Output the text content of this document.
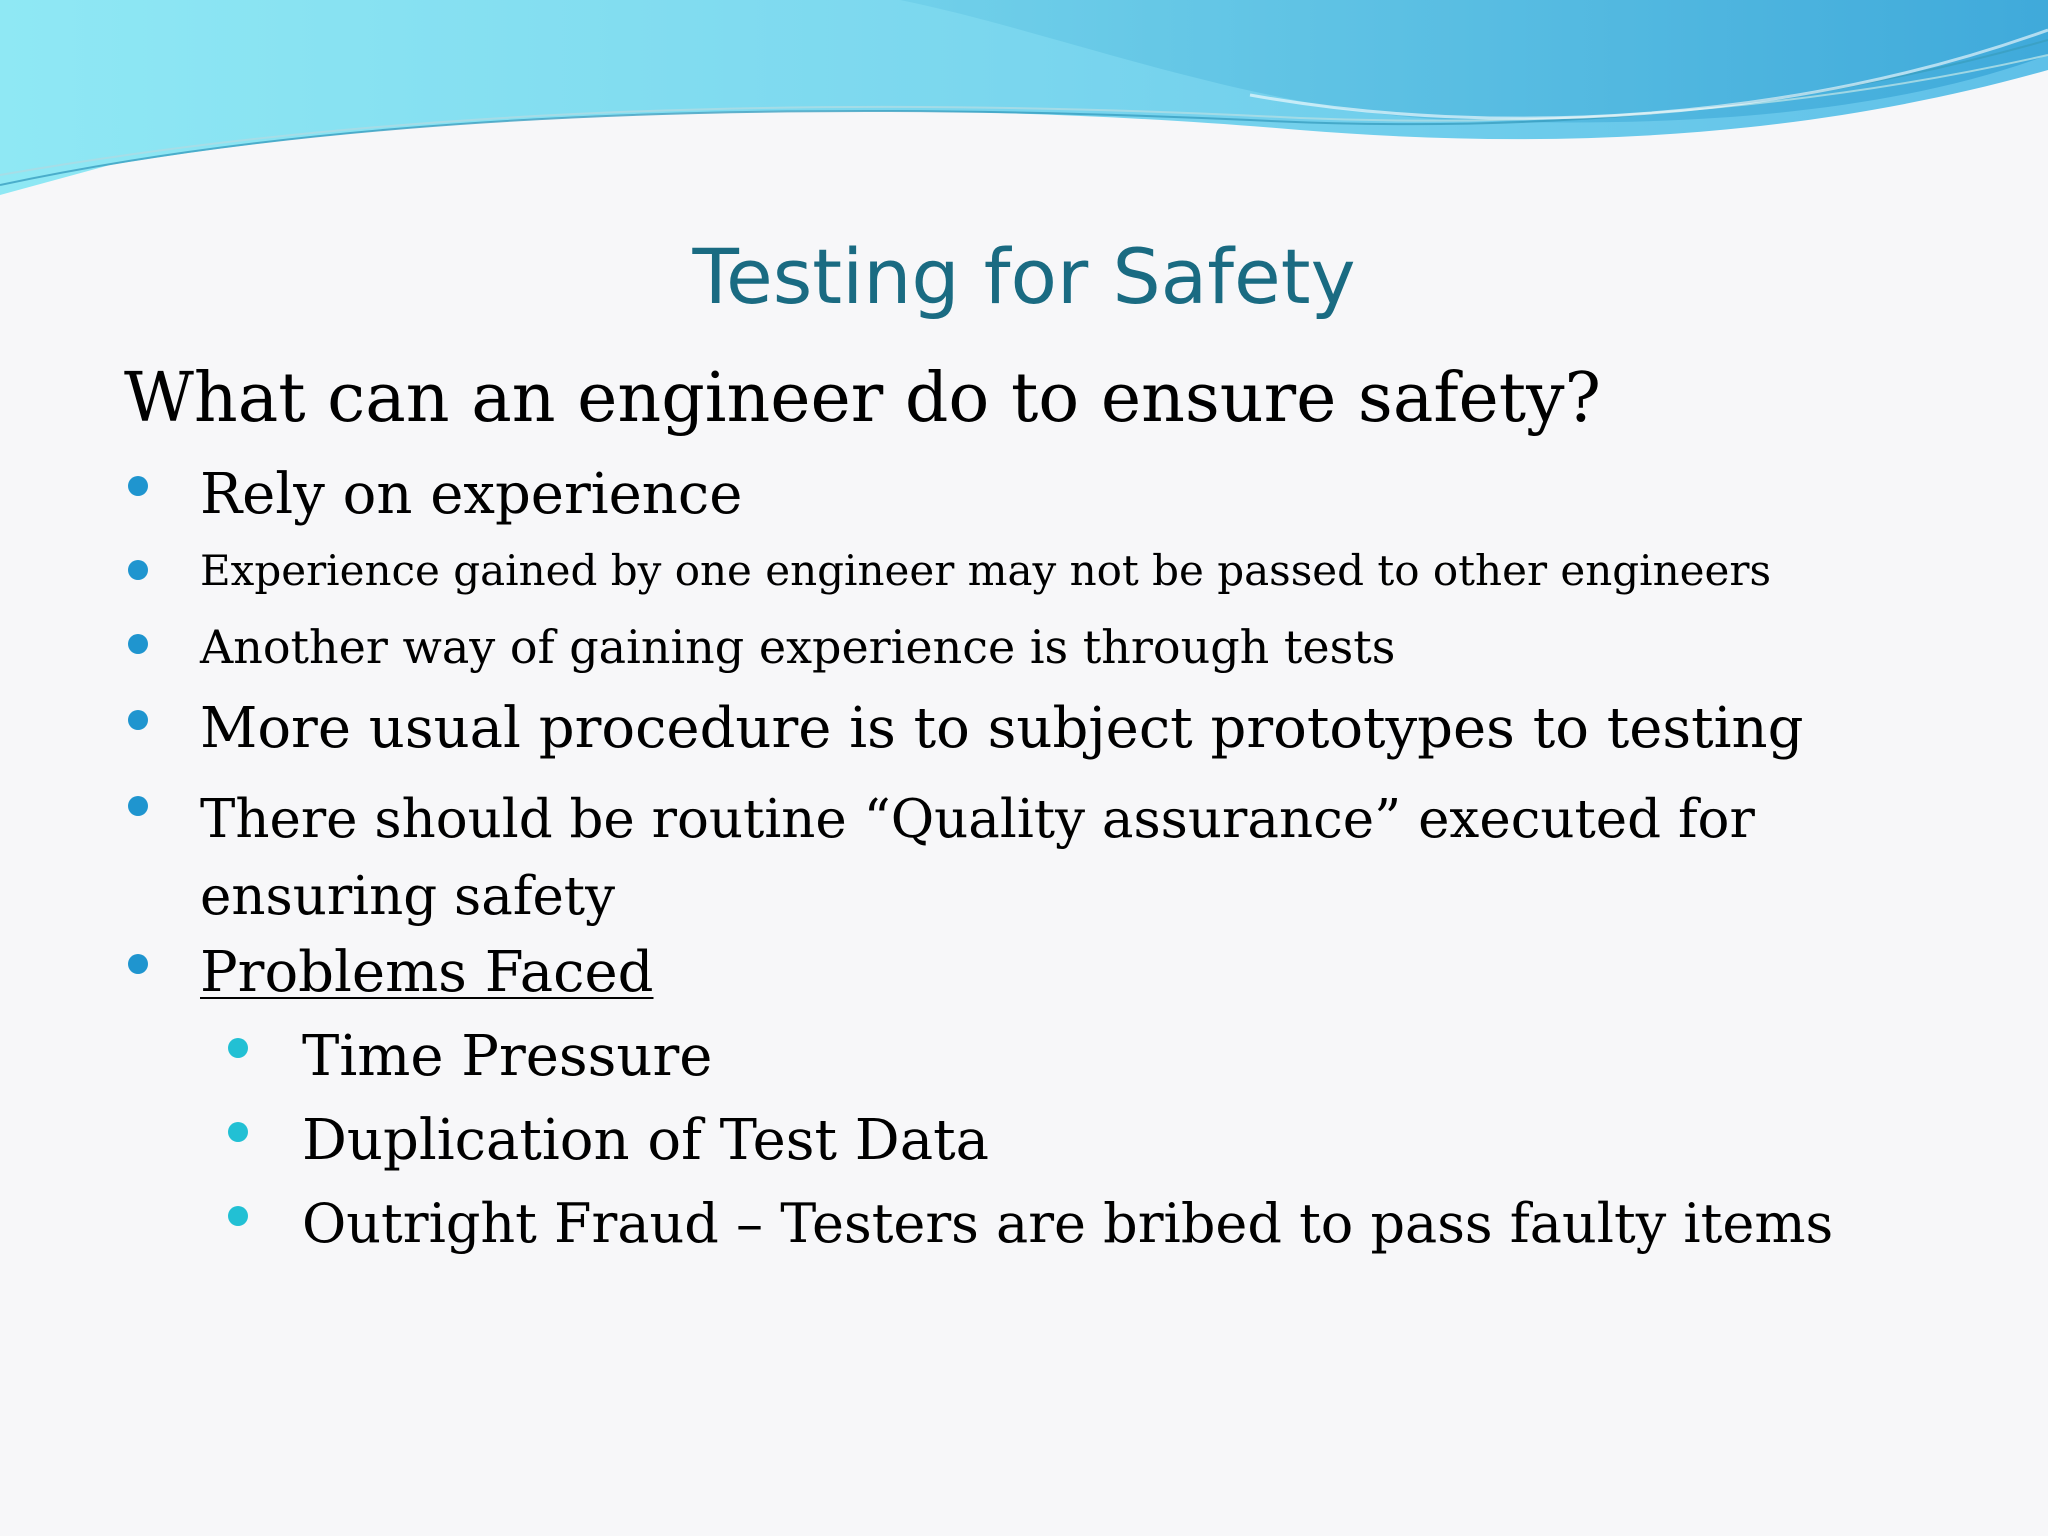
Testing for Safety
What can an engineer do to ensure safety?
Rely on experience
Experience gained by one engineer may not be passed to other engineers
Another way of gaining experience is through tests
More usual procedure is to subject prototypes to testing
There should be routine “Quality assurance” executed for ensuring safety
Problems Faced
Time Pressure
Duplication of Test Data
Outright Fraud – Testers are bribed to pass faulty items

━━━━━━━━━━━━━━━━━━━━━━━━━━━━━━

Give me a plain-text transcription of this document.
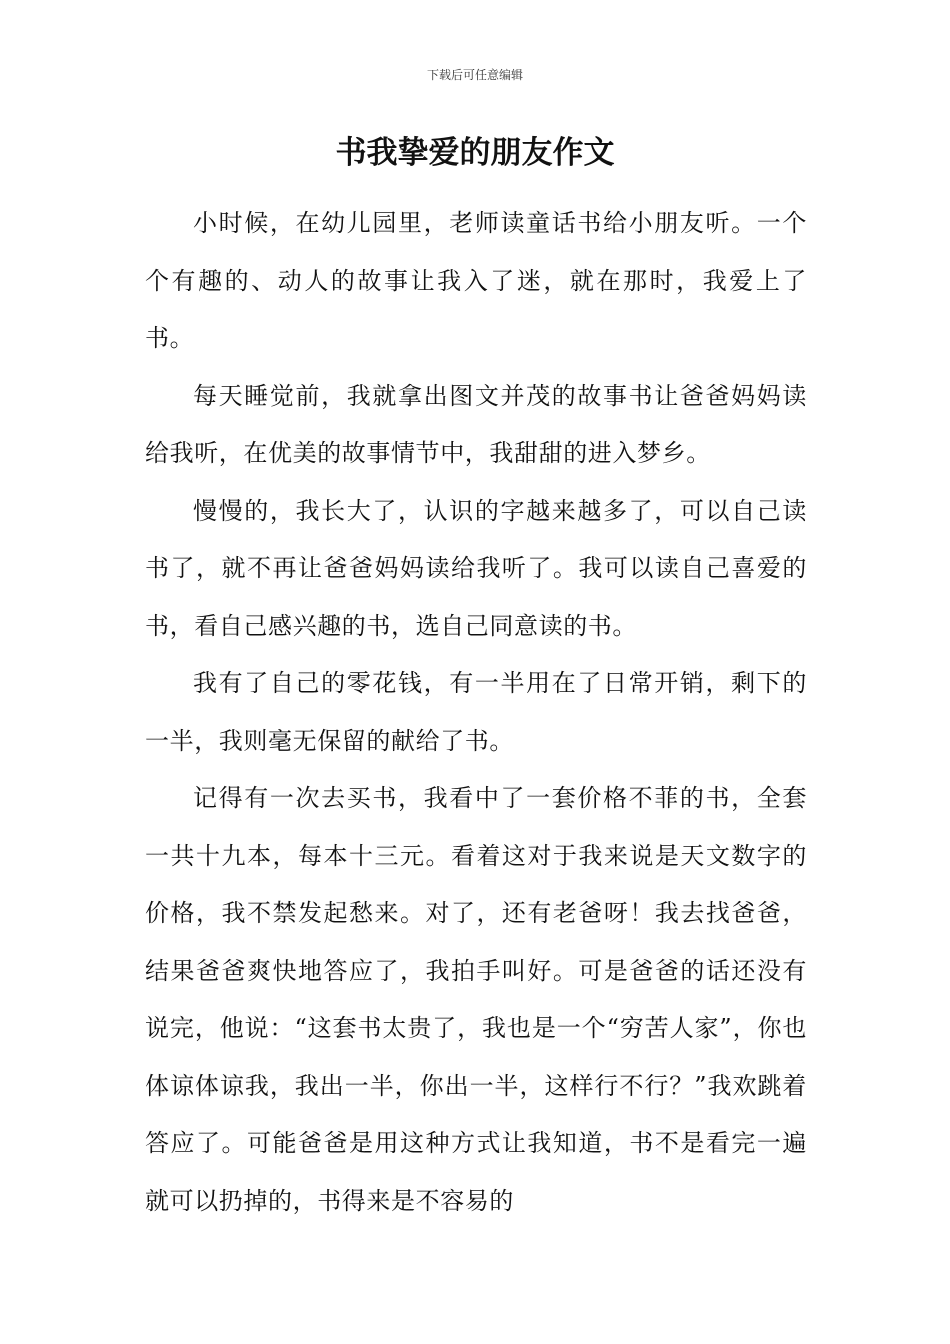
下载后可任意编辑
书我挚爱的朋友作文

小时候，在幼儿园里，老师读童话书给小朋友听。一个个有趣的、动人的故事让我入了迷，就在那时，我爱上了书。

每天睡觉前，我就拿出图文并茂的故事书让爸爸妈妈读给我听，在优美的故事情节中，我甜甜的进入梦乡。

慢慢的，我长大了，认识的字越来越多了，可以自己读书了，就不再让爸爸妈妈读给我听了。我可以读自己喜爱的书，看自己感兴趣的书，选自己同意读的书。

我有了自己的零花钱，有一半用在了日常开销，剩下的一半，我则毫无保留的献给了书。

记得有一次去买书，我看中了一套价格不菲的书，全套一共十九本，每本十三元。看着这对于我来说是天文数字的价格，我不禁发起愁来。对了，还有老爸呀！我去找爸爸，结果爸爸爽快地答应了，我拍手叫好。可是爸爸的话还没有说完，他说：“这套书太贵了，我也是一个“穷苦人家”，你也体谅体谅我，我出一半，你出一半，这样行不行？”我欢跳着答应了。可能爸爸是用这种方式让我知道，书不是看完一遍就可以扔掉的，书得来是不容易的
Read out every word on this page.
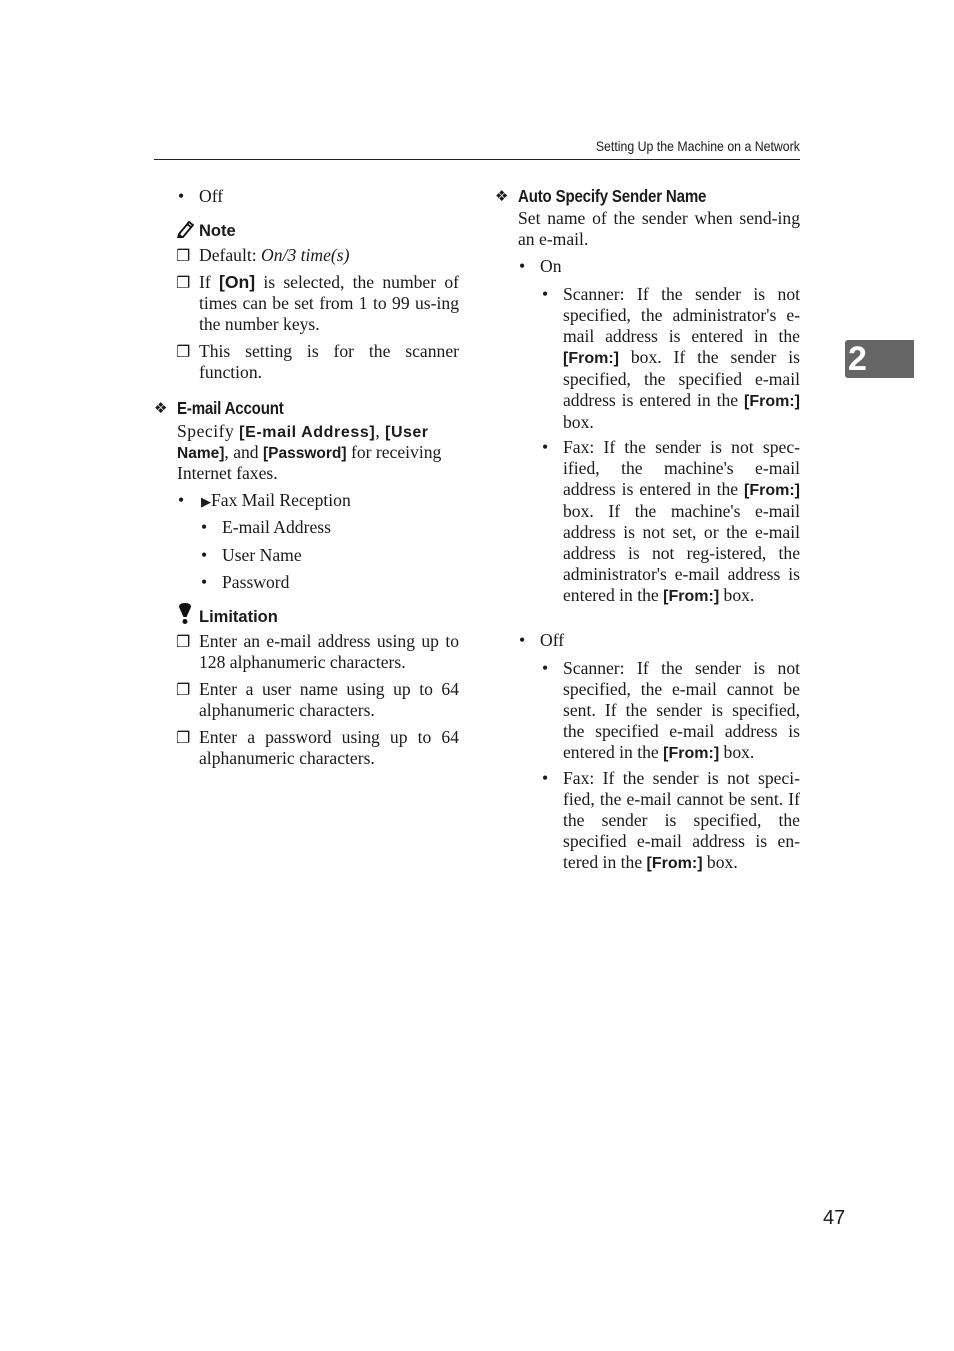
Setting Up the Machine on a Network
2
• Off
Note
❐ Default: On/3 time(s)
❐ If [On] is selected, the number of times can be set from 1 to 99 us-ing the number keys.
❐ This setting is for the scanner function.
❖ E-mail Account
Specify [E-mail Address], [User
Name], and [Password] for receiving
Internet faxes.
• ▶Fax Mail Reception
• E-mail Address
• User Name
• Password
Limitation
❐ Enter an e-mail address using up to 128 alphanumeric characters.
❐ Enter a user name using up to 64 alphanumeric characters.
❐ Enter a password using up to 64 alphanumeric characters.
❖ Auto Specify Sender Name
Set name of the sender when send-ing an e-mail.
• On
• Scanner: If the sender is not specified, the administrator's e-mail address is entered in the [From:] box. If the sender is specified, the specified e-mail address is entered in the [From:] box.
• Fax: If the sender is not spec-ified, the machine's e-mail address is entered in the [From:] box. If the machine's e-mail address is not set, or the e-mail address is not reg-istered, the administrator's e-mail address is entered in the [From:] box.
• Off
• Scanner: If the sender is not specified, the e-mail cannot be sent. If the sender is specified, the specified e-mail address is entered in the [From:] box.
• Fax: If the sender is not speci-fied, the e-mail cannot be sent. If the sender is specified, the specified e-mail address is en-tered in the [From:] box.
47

━━━━━━━━━━━━━━━━━━━━━━━━━━━━━━

From the listing, copy each line containing the word "characters".

▸ **RESULT OF THE TASK**
❐ Enter an e-mail address using up to 128 alphanumeric characters.
❐ Enter a user name using up to 64 alphanumeric characters.
❐ Enter a password using up to 64 alphanumeric characters.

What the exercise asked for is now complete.